* Task brief
Retype the material that follows, keeping every word as it is.

[BEGIN Input]

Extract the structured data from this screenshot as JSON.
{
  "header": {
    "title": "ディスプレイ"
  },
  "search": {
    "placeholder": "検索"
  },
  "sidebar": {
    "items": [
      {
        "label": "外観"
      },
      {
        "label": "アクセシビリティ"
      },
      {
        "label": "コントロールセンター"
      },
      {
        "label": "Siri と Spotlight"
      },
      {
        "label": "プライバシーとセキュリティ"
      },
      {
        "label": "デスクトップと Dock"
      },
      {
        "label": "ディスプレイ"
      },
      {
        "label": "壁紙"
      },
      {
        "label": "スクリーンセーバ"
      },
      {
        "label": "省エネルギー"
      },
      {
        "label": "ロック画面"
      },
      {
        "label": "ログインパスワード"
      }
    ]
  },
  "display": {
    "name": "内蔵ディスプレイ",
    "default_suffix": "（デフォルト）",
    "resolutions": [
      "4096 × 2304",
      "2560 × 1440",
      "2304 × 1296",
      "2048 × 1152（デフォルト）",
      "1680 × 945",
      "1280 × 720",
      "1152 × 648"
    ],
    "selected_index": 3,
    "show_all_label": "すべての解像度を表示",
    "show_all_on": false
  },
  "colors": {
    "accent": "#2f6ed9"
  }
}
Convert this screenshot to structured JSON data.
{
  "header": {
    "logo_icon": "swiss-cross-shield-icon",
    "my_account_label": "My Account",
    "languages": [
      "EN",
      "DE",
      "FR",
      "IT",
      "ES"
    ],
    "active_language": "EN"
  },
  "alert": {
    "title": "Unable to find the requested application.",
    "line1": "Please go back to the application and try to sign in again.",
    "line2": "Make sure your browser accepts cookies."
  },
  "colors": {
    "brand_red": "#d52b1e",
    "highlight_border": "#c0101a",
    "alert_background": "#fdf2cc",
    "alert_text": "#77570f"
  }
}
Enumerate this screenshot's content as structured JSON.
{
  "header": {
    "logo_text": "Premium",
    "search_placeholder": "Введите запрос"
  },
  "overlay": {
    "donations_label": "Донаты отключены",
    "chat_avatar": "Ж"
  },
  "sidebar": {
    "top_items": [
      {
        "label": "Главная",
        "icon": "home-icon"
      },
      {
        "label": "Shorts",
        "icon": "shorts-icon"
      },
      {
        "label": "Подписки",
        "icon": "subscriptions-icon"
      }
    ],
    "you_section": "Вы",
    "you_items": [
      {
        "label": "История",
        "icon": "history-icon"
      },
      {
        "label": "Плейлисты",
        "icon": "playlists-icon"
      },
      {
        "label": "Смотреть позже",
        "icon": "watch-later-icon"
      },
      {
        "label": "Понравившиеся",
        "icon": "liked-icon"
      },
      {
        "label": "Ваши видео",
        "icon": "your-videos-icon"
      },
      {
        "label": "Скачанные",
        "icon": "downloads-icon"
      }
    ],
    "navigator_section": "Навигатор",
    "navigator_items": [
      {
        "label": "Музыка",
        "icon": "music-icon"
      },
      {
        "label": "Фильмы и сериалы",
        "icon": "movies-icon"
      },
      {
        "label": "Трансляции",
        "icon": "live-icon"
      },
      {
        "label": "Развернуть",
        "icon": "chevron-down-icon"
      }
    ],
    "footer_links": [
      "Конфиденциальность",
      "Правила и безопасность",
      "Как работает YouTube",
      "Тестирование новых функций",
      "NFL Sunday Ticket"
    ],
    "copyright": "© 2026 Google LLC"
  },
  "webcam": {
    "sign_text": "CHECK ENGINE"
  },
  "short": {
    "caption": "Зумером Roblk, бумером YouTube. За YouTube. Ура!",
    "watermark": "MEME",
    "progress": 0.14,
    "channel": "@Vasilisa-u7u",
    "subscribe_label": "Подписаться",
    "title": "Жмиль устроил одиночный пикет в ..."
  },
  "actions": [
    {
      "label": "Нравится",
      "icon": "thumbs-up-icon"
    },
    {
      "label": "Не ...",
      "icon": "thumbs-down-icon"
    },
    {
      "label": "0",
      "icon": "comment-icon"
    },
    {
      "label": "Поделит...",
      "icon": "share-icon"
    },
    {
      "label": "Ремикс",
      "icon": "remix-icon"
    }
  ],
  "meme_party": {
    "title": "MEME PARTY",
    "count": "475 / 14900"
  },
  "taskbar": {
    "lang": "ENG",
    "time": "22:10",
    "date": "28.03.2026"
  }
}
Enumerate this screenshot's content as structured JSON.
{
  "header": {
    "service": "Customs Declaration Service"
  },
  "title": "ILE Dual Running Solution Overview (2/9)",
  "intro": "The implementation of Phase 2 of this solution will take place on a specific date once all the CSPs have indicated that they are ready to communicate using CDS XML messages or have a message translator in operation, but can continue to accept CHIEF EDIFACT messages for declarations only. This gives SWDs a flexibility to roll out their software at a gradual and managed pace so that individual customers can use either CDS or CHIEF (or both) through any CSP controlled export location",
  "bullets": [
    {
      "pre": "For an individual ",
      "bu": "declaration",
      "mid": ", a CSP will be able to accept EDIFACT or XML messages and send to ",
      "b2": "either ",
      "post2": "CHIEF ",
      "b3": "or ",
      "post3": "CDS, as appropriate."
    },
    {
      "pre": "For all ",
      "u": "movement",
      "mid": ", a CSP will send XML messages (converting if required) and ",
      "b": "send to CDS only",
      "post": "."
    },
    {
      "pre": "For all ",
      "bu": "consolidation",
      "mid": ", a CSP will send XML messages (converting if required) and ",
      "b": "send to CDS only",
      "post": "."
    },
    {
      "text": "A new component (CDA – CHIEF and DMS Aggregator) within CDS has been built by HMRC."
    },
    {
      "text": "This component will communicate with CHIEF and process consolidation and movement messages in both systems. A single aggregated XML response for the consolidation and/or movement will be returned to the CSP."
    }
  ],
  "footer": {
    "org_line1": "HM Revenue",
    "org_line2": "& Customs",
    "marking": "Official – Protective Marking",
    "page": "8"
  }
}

[END Input]

* Exercise result
Extract the structured data from this screenshot as JSON.
{
  "header": {
    "title": "ディスプレイ"
  },
  "search": {
    "placeholder": "検索"
  },
  "sidebar": {
    "items": [
      {
        "label": "外観"
      },
      {
        "label": "アクセシビリティ"
      },
      {
        "label": "コントロールセンター"
      },
      {
        "label": "Siri と Spotlight"
      },
      {
        "label": "プライバシーとセキュリティ"
      },
      {
        "label": "デスクトップと Dock"
      },
      {
        "label": "ディスプレイ"
      },
      {
        "label": "壁紙"
      },
      {
        "label": "スクリーンセーバ"
      },
      {
        "label": "省エネルギー"
      },
      {
        "label": "ロック画面"
      },
      {
        "label": "ログインパスワード"
      }
    ]
  },
  "display": {
    "name": "内蔵ディスプレイ",
    "default_suffix": "（デフォルト）",
    "resolutions": [
      "4096 × 2304",
      "2560 × 1440",
      "2304 × 1296",
      "2048 × 1152（デフォルト）",
      "1680 × 945",
      "1280 × 720",
      "1152 × 648"
    ],
    "selected_index": 3,
    "show_all_label": "すべての解像度を表示",
    "show_all_on": false
  },
  "colors": {
    "accent": "#2f6ed9"
  }
}
Convert this screenshot to structured JSON data.
{
  "header": {
    "logo_icon": "swiss-cross-shield-icon",
    "my_account_label": "My Account",
    "languages": [
      "EN",
      "DE",
      "FR",
      "IT",
      "ES"
    ],
    "active_language": "EN"
  },
  "alert": {
    "title": "Unable to find the requested application.",
    "line1": "Please go back to the application and try to sign in again.",
    "line2": "Make sure your browser accepts cookies."
  },
  "colors": {
    "brand_red": "#d52b1e",
    "highlight_border": "#c0101a",
    "alert_background": "#fdf2cc",
    "alert_text": "#77570f"
  }
}
Enumerate this screenshot's content as structured JSON.
{
  "header": {
    "logo_text": "Premium",
    "search_placeholder": "Введите запрос"
  },
  "overlay": {
    "donations_label": "Донаты отключены",
    "chat_avatar": "Ж"
  },
  "sidebar": {
    "top_items": [
      {
        "label": "Главная",
        "icon": "home-icon"
      },
      {
        "label": "Shorts",
        "icon": "shorts-icon"
      },
      {
        "label": "Подписки",
        "icon": "subscriptions-icon"
      }
    ],
    "you_section": "Вы",
    "you_items": [
      {
        "label": "История",
        "icon": "history-icon"
      },
      {
        "label": "Плейлисты",
        "icon": "playlists-icon"
      },
      {
        "label": "Смотреть позже",
        "icon": "watch-later-icon"
      },
      {
        "label": "Понравившиеся",
        "icon": "liked-icon"
      },
      {
        "label": "Ваши видео",
        "icon": "your-videos-icon"
      },
      {
        "label": "Скачанные",
        "icon": "downloads-icon"
      }
    ],
    "navigator_section": "Навигатор",
    "navigator_items": [
      {
        "label": "Музыка",
        "icon": "music-icon"
      },
      {
        "label": "Фильмы и сериалы",
        "icon": "movies-icon"
      },
      {
        "label": "Трансляции",
        "icon": "live-icon"
      },
      {
        "label": "Развернуть",
        "icon": "chevron-down-icon"
      }
    ],
    "footer_links": [
      "Конфиденциальность",
      "Правила и безопасность",
      "Как работает YouTube",
      "Тестирование новых функций",
      "NFL Sunday Ticket"
    ],
    "copyright": "© 2026 Google LLC"
  },
  "webcam": {
    "sign_text": "CHECK ENGINE"
  },
  "short": {
    "caption": "Зумером Roblk, бумером YouTube. За YouTube. Ура!",
    "watermark": "MEME",
    "progress": 0.14,
    "channel": "@Vasilisa-u7u",
    "subscribe_label": "Подписаться",
    "title": "Жмиль устроил одиночный пикет в ..."
  },
  "actions": [
    {
      "label": "Нравится",
      "icon": "thumbs-up-icon"
    },
    {
      "label": "Не ...",
      "icon": "thumbs-down-icon"
    },
    {
      "label": "0",
      "icon": "comment-icon"
    },
    {
      "label": "Поделит...",
      "icon": "share-icon"
    },
    {
      "label": "Ремикс",
      "icon": "remix-icon"
    }
  ],
  "meme_party": {
    "title": "MEME PARTY",
    "count": "475 / 14900"
  },
  "taskbar": {
    "lang": "ENG",
    "time": "22:10",
    "date": "28.03.2026"
  }
}
Enumerate this screenshot's content as structured JSON.
{
  "header": {
    "service": "Customs Declaration Service"
  },
  "title": "ILE Dual Running Solution Overview (2/9)",
  "intro": "The implementation of Phase 2 of this solution will take place on a specific date once all the CSPs have indicated that they are ready to communicate using CDS XML messages or have a message translator in operation, but can continue to accept CHIEF EDIFACT messages for declarations only. This gives SWDs a flexibility to roll out their software at a gradual and managed pace so that individual customers can use either CDS or CHIEF (or both) through any CSP controlled export location",
  "bullets": [
    {
      "pre": "For an individual ",
      "bu": "declaration",
      "mid": ", a CSP will be able to accept EDIFACT or XML messages and send to ",
      "b2": "either ",
      "post2": "CHIEF ",
      "b3": "or ",
      "post3": "CDS, as appropriate."
    },
    {
      "pre": "For all ",
      "u": "movement",
      "mid": ", a CSP will send XML messages (converting if required) and ",
      "b": "send to CDS only",
      "post": "."
    },
    {
      "pre": "For all ",
      "bu": "consolidation",
      "mid": ", a CSP will send XML messages (converting if required) and ",
      "b": "send to CDS only",
      "post": "."
    },
    {
      "text": "A new component (CDA – CHIEF and DMS Aggregator) within CDS has been built by HMRC."
    },
    {
      "text": "This component will communicate with CHIEF and process consolidation and movement messages in both systems. A single aggregated XML response for the consolidation and/or movement will be returned to the CSP."
    }
  ],
  "footer": {
    "org_line1": "HM Revenue",
    "org_line2": "& Customs",
    "marking": "Official – Protective Marking",
    "page": "8"
  }
}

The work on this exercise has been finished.